* _Requirement_: Reproduce the stretch from the line containing "price-line <box>703 381 1237 535</box>" through the line containing "y-tick-label: 50 <box>44 486 60 501</box>", substituting "plot-area" for every "chart-plot" and changing nothing else. Return only those lines.

* _Data extract_:

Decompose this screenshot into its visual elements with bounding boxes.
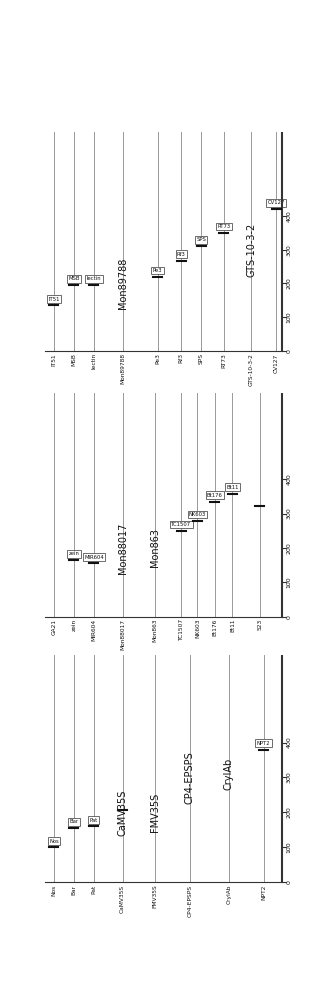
- Text: GTS-10-3-2: GTS-10-3-2: [246, 223, 256, 277]
- Text: Bar: Bar: [69, 819, 79, 824]
- Text: RT73: RT73: [221, 353, 226, 368]
- Text: GA21: GA21: [52, 619, 56, 635]
- Text: CaMV35S: CaMV35S: [118, 789, 128, 836]
- Text: 0: 0: [286, 615, 291, 619]
- Text: 200: 200: [286, 278, 291, 289]
- Text: Bt11: Bt11: [226, 485, 239, 490]
- Text: Mon88017: Mon88017: [118, 522, 128, 574]
- Text: MIR604: MIR604: [91, 619, 96, 641]
- Text: 100: 100: [286, 842, 291, 853]
- Text: Pe3: Pe3: [155, 353, 160, 364]
- Text: TC1507: TC1507: [179, 619, 184, 641]
- Text: CV127: CV127: [274, 353, 279, 373]
- Text: IT51: IT51: [48, 297, 60, 302]
- Text: NPT2: NPT2: [261, 885, 266, 900]
- Text: 100: 100: [286, 576, 291, 588]
- Text: NK603: NK603: [195, 619, 200, 638]
- Text: zein: zein: [69, 551, 80, 556]
- Text: CaMV35S: CaMV35S: [120, 885, 125, 913]
- Text: 400: 400: [286, 210, 291, 222]
- Text: FMV35S: FMV35S: [153, 885, 157, 908]
- Text: 300: 300: [286, 508, 291, 519]
- Text: IT51: IT51: [52, 353, 56, 366]
- Text: Mon89788: Mon89788: [120, 353, 125, 384]
- Text: 200: 200: [286, 542, 291, 554]
- Text: Rf3: Rf3: [177, 252, 185, 257]
- Text: NK603: NK603: [189, 512, 206, 517]
- Text: Mon89788: Mon89788: [118, 258, 128, 309]
- Text: CP4-EPSPS: CP4-EPSPS: [185, 751, 195, 804]
- Text: CryIAb: CryIAb: [226, 885, 231, 904]
- Text: Nos: Nos: [52, 885, 56, 896]
- Text: 300: 300: [286, 244, 291, 256]
- Text: Bt11: Bt11: [230, 619, 235, 632]
- Text: SPS: SPS: [196, 237, 206, 242]
- Text: Pe3: Pe3: [153, 268, 162, 273]
- Text: 300: 300: [286, 772, 291, 783]
- Text: lectin: lectin: [87, 276, 101, 281]
- Text: Pat: Pat: [91, 885, 96, 894]
- Text: 0: 0: [286, 349, 291, 353]
- Text: CV127: CV127: [267, 200, 285, 205]
- Text: RT73: RT73: [217, 224, 230, 229]
- Text: 100: 100: [286, 311, 291, 323]
- Text: FMV35S: FMV35S: [150, 793, 160, 832]
- Text: Rf3: Rf3: [179, 353, 184, 363]
- Text: Pat: Pat: [90, 818, 98, 823]
- Text: CP4-EPSPS: CP4-EPSPS: [187, 885, 193, 917]
- Text: Nos: Nos: [49, 839, 59, 844]
- Text: 200: 200: [286, 807, 291, 818]
- Text: Bt176: Bt176: [213, 619, 217, 636]
- Text: MSB: MSB: [68, 276, 80, 281]
- Text: 400: 400: [286, 473, 291, 485]
- Text: CryIAb: CryIAb: [224, 758, 234, 790]
- Text: GTS-10-3-2: GTS-10-3-2: [249, 353, 254, 386]
- Text: MSB: MSB: [71, 353, 76, 366]
- Text: Mon863: Mon863: [150, 528, 160, 567]
- Text: NPT2: NPT2: [257, 741, 270, 746]
- Text: 0: 0: [286, 880, 291, 884]
- Text: TC1507: TC1507: [171, 522, 191, 527]
- Text: 400: 400: [286, 737, 291, 748]
- Text: Bt176: Bt176: [207, 493, 223, 498]
- Text: Mon863: Mon863: [153, 619, 157, 642]
- Text: zein: zein: [71, 619, 76, 631]
- Text: SPS: SPS: [199, 353, 204, 364]
- Text: MIR604: MIR604: [84, 555, 104, 560]
- Text: Mon88017: Mon88017: [120, 619, 125, 650]
- Text: lectin: lectin: [91, 353, 96, 369]
- Text: 523: 523: [257, 619, 262, 630]
- Text: Bar: Bar: [71, 885, 76, 895]
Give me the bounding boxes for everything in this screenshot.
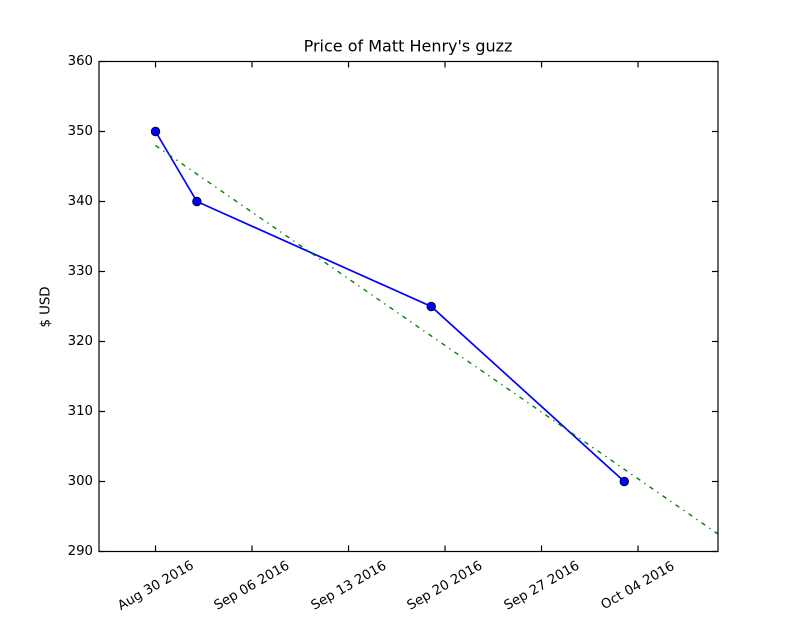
y-tick-label: 320: [67, 333, 93, 349]
y-tick-label: 340: [67, 193, 93, 209]
y-tick-label: 310: [67, 403, 93, 419]
trend-line: [155, 144, 719, 535]
y-tick-label: 290: [67, 543, 93, 559]
y-tick-label: 330: [67, 263, 93, 279]
price-marker: [150, 126, 161, 137]
y-tick-label: 300: [67, 473, 93, 489]
y-tick-label: 350: [67, 123, 93, 139]
price-marker: [426, 301, 436, 312]
y-axis-label: $ USD: [38, 286, 54, 328]
price-marker: [192, 196, 202, 207]
price-marker: [619, 476, 629, 487]
plot-frame: [98, 60, 719, 553]
price-line: [154, 131, 625, 483]
chart-title: Price of Matt Henry's guzz: [303, 36, 513, 56]
y-tick-label: 360: [67, 53, 93, 69]
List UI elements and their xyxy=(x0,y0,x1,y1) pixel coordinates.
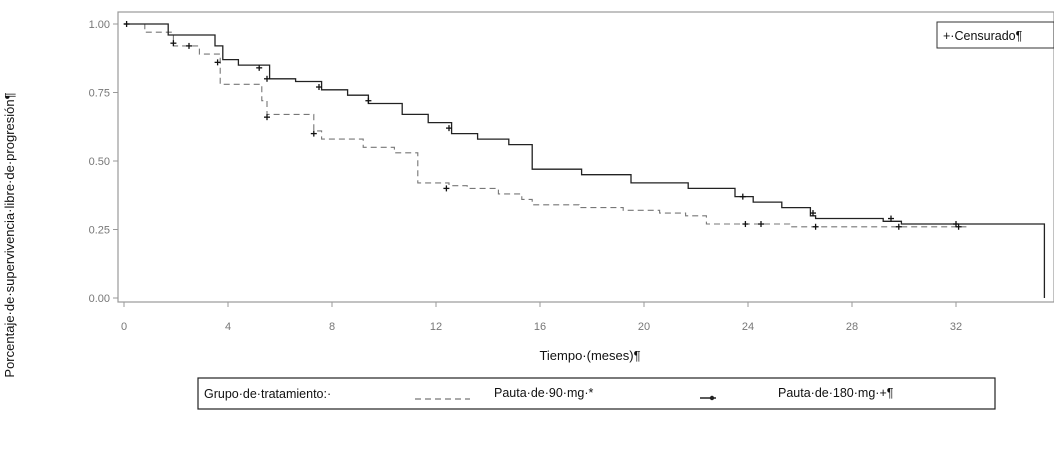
x-tick-label: 24 xyxy=(742,321,754,333)
y-axis-label: Porcentaje·de·supervivencia·libre·de·pro… xyxy=(2,92,17,377)
censor-mark xyxy=(895,223,902,230)
legend-entry-90mg: Pauta·de·90·mg·* xyxy=(494,386,593,400)
censor-mark xyxy=(365,97,372,104)
group-legend-box xyxy=(197,377,996,410)
series-line-180mg xyxy=(124,23,1046,298)
legend-entry-180mg: Pauta·de·180·mg·+¶ xyxy=(778,386,894,400)
y-tick-label: 0.50 xyxy=(89,156,110,168)
censor-mark xyxy=(264,75,270,82)
y-tick-label: 0.75 xyxy=(89,88,110,100)
censor-mark xyxy=(758,221,764,228)
censor-mark xyxy=(316,84,322,91)
censored-legend: +·Censurado¶ xyxy=(936,21,1054,49)
x-tick-label: 12 xyxy=(430,321,442,333)
legend-marker-180mg xyxy=(709,395,715,401)
censor-mark xyxy=(810,210,816,217)
censor-mark xyxy=(953,221,959,228)
series-line-90mg xyxy=(124,23,967,228)
censor-mark xyxy=(214,59,221,66)
censor-mark xyxy=(888,215,894,222)
x-tick-label: 32 xyxy=(950,321,962,333)
x-axis-label: Tiempo·(meses)¶ xyxy=(539,348,640,363)
x-tick-label: 20 xyxy=(638,321,650,333)
x-tick-label: 4 xyxy=(225,321,231,333)
censor-mark xyxy=(443,185,450,192)
x-tick-label: 16 xyxy=(534,321,546,333)
y-tick-label: 0.00 xyxy=(89,293,110,305)
y-tick-label: 1.00 xyxy=(89,19,110,31)
censor-mark xyxy=(264,114,270,121)
group-legend: Grupo·de·tratamiento:· Pauta·de·90·mg·* … xyxy=(197,377,996,410)
censored-legend-text: +·Censurado¶ xyxy=(943,29,1023,43)
censor-mark xyxy=(742,221,749,228)
x-tick-label: 0 xyxy=(121,321,127,333)
censor-mark xyxy=(446,125,452,132)
censored-legend-box xyxy=(936,21,1054,49)
censor-mark xyxy=(186,42,192,49)
censor-mark xyxy=(170,40,177,47)
censor-mark xyxy=(123,21,130,27)
y-tick-label: 0.25 xyxy=(89,225,110,237)
x-tick-label: 28 xyxy=(846,321,858,333)
censor-mark xyxy=(256,64,263,71)
x-tick-label: 8 xyxy=(329,321,335,333)
censor-mark xyxy=(310,130,317,137)
censor-mark xyxy=(739,193,746,200)
plot-frame xyxy=(117,11,1054,303)
group-legend-label: Grupo·de·tratamiento:· xyxy=(204,387,331,401)
censor-mark xyxy=(812,223,819,230)
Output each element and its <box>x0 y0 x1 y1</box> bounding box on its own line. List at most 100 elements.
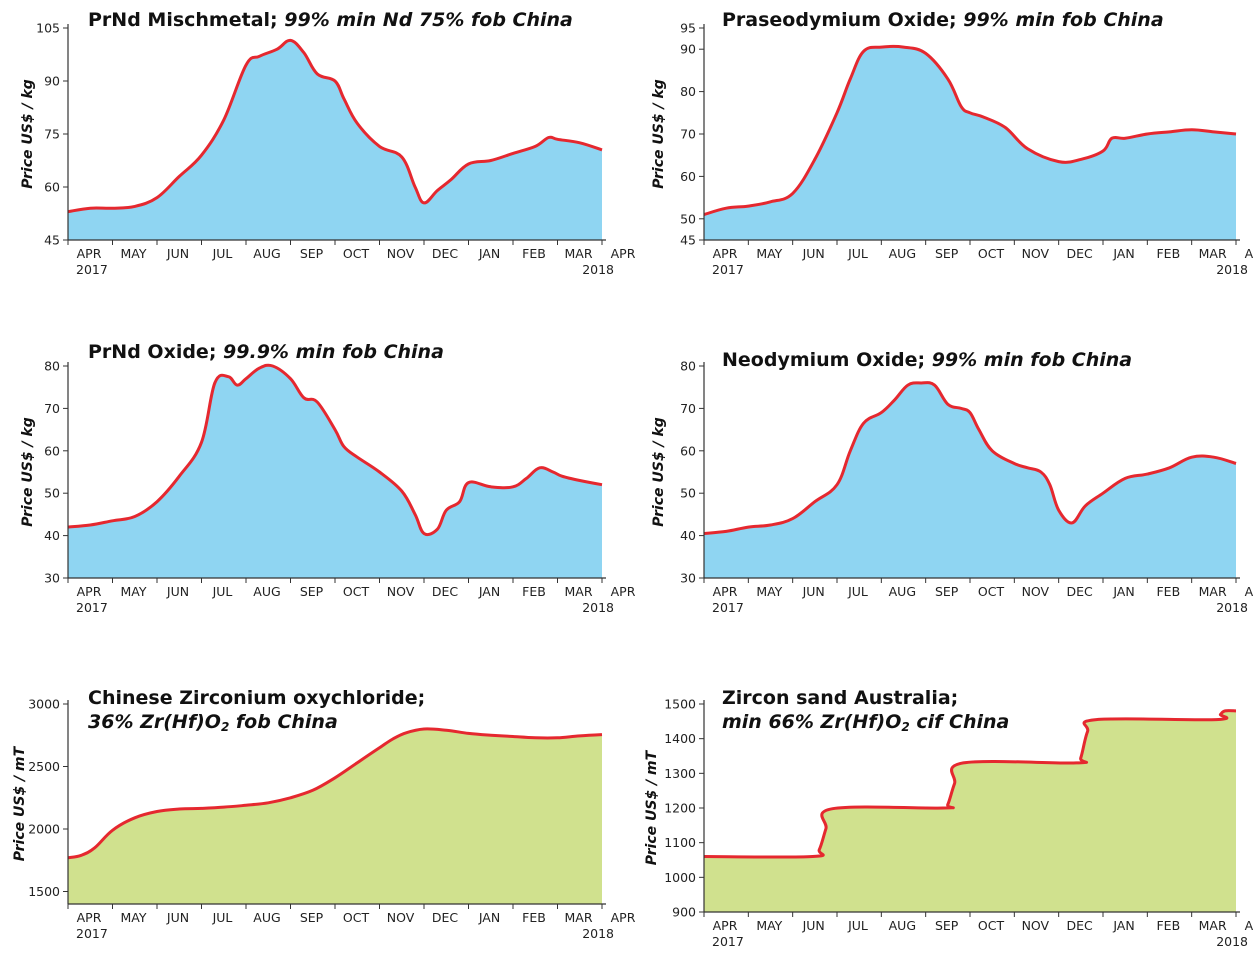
price-line <box>703 381 1237 535</box>
y-axis-label: Price US$ / mT <box>12 745 28 861</box>
year-label-start: 2017 <box>712 600 744 615</box>
price-line <box>703 709 1237 859</box>
x-tick-label: MAY <box>120 910 146 925</box>
y-tick-label: 40 <box>44 528 60 543</box>
chart-plot: 30 40 50 60 70 80 APR MAY JUN JUL AUG SEP OCT NOV DEC J… <box>651 359 1253 616</box>
y-tick-label: 50 <box>680 486 696 501</box>
chart-title-main: Praseodymium Oxide; <box>722 9 964 31</box>
y-tick-label: 60 <box>680 443 696 458</box>
x-tick-label: NOV <box>387 910 415 925</box>
x-tick-label: JUN <box>166 246 189 261</box>
y-tick-label: 1400 <box>664 731 696 746</box>
chart-plot: 45 60 75 90 105 APR MAY JUN JUL AUG SEP OCT NOV DEC JA… <box>20 21 636 278</box>
x-tick-label: NOV <box>1022 584 1050 599</box>
x-tick-label: MAR <box>564 910 592 925</box>
x-tick-label: SEP <box>300 584 324 599</box>
y-tick-label: 40 <box>680 528 696 543</box>
y-tick-label: 50 <box>44 486 60 501</box>
x-tick-label: JAN <box>478 910 500 925</box>
y-tick-label: 1100 <box>664 835 696 850</box>
price-line <box>703 44 1237 217</box>
x-tick-label: SEP <box>300 246 324 261</box>
x-tick-label: NOV <box>387 246 415 261</box>
x-tick-label: JUL <box>212 910 233 925</box>
x-tick-label: SEP <box>300 910 324 925</box>
x-tick-label: MAY <box>120 584 146 599</box>
chart-title: PrNd Oxide; 99.9% min fob China <box>88 340 444 364</box>
x-tick-label: JAN <box>1112 246 1134 261</box>
x-tick-label: MAY <box>120 246 146 261</box>
x-tick-label: JUN <box>166 910 189 925</box>
chart-plot: 900 1000 1100 1200 1300 1400 1500 APR MAY JUN JUL A… <box>644 697 1253 950</box>
y-axis-label: Price US$ / kg <box>651 417 667 527</box>
chart-title: Neodymium Oxide; 99% min fob China <box>722 348 1132 372</box>
y-axis-label: Price US$ / mT <box>644 749 660 865</box>
x-tick-label: DEC <box>1067 584 1094 599</box>
x-tick-label: NOV <box>1022 918 1050 933</box>
y-tick-label: 1500 <box>28 884 60 899</box>
year-label-end: 2018 <box>582 926 614 941</box>
y-tick-label: 80 <box>680 359 696 374</box>
x-tick-label: JUL <box>212 246 233 261</box>
x-tick-label: FEB <box>1156 918 1180 933</box>
chart-title-main: Chinese Zirconium oxychloride; <box>88 687 426 709</box>
x-tick-label: MAY <box>756 246 782 261</box>
year-label-end: 2018 <box>582 600 614 615</box>
x-tick-label: APR <box>611 910 636 925</box>
x-tick-label: JUN <box>802 246 825 261</box>
x-tick-label: APR <box>77 584 102 599</box>
x-tick-label: JUN <box>802 584 825 599</box>
chart-prnd-oxide: 30 40 50 60 70 80 APR MAY JUN JUL AUG SEP OCT NOV DEC J… <box>0 330 636 630</box>
x-tick-label: JUN <box>802 918 825 933</box>
y-tick-label: 50 <box>680 211 696 226</box>
y-tick-label: 45 <box>44 233 60 248</box>
y-tick-label: 80 <box>44 359 60 374</box>
x-tick-label: APR <box>1245 584 1253 599</box>
year-label-start: 2017 <box>76 600 108 615</box>
x-tick-label: FEB <box>1156 246 1180 261</box>
x-tick-label: FEB <box>522 246 546 261</box>
y-tick-label: 70 <box>44 401 60 416</box>
year-label-end: 2018 <box>582 262 614 277</box>
x-tick-label: MAY <box>756 918 782 933</box>
chart-title-subscript: 2 <box>220 720 230 734</box>
year-label-start: 2017 <box>712 262 744 277</box>
y-tick-label: 1200 <box>664 801 696 816</box>
y-tick-label: 90 <box>44 74 60 89</box>
y-axis-label: Price US$ / kg <box>20 79 36 189</box>
chart-title-spec: 99.9% min fob China <box>223 341 444 363</box>
chart-title-spec: 99% min fob China <box>963 9 1164 31</box>
x-tick-label: AUG <box>253 910 280 925</box>
y-tick-label: 2500 <box>28 759 60 774</box>
x-tick-label: OCT <box>343 246 370 261</box>
chart-title-subscript: 2 <box>901 720 910 734</box>
year-label-end: 2018 <box>1216 934 1248 949</box>
x-tick-label: NOV <box>387 584 415 599</box>
x-tick-label: FEB <box>1156 584 1180 599</box>
y-tick-label: 30 <box>44 571 60 586</box>
chart-title-main: PrNd Oxide; <box>88 341 224 363</box>
year-label-end: 2018 <box>1216 262 1248 277</box>
area-fill <box>68 728 602 904</box>
x-tick-label: MAR <box>1199 584 1227 599</box>
x-tick-label: JUL <box>212 584 233 599</box>
chart-plot: 30 40 50 60 70 80 APR MAY JUN JUL AUG SEP OCT NOV DEC J… <box>20 359 636 616</box>
chart-neodymium-oxide: 30 40 50 60 70 80 APR MAY JUN JUL AUG SEP OCT NOV DEC J… <box>636 330 1253 630</box>
x-tick-label: APR <box>1245 246 1253 261</box>
chart-plot: 45 50 60 70 80 90 95 APR MAY JUN JUL AUG SEP OCT NOV DE… <box>651 21 1253 278</box>
x-tick-label: OCT <box>343 910 370 925</box>
x-tick-label: APR <box>713 584 738 599</box>
chart-title-tail: cif China <box>909 711 1010 733</box>
y-tick-label: 30 <box>680 571 696 586</box>
x-tick-label: FEB <box>522 910 546 925</box>
x-tick-label: AUG <box>889 918 916 933</box>
x-tick-label: DEC <box>1067 918 1094 933</box>
x-tick-label: APR <box>77 246 102 261</box>
price-line <box>67 363 603 537</box>
area-fill <box>68 365 602 578</box>
y-axis-label: Price US$ / kg <box>20 417 36 527</box>
x-tick-label: JUL <box>847 918 868 933</box>
area-fill <box>68 40 602 240</box>
chart-title-tail: fob China <box>229 711 338 733</box>
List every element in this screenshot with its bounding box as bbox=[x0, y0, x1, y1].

* _Final result_:
price-line <box>703 381 1237 535</box>
y-axis-label: Price US$ / mT <box>12 745 28 861</box>
year-label-start: 2017 <box>712 600 744 615</box>
price-line <box>703 709 1237 859</box>
x-tick-label: MAY <box>120 910 146 925</box>
y-tick-label: 40 <box>44 528 60 543</box>
plot-area: 30 40 50 60 70 80 APR MAY JUN JUL AUG SEP OCT NOV DEC J… <box>651 359 1253 616</box>
y-tick-label: 50 <box>680 486 696 501</box>
chart-title-main: Praseodymium Oxide; <box>722 9 964 31</box>
y-tick-label: 60 <box>680 443 696 458</box>
x-tick-label: NOV <box>387 910 415 925</box>
x-tick-label: JUN <box>166 246 189 261</box>
y-tick-label: 1400 <box>664 731 696 746</box>
plot-area: 45 60 75 90 105 APR MAY JUN JUL AUG SEP OCT NOV DEC JA… <box>20 21 636 278</box>
x-tick-label: NOV <box>1022 584 1050 599</box>
x-tick-label: MAR <box>564 910 592 925</box>
x-tick-label: SEP <box>300 584 324 599</box>
y-tick-label: 40 <box>680 528 696 543</box>
y-tick-label: 50 <box>44 486 60 501</box>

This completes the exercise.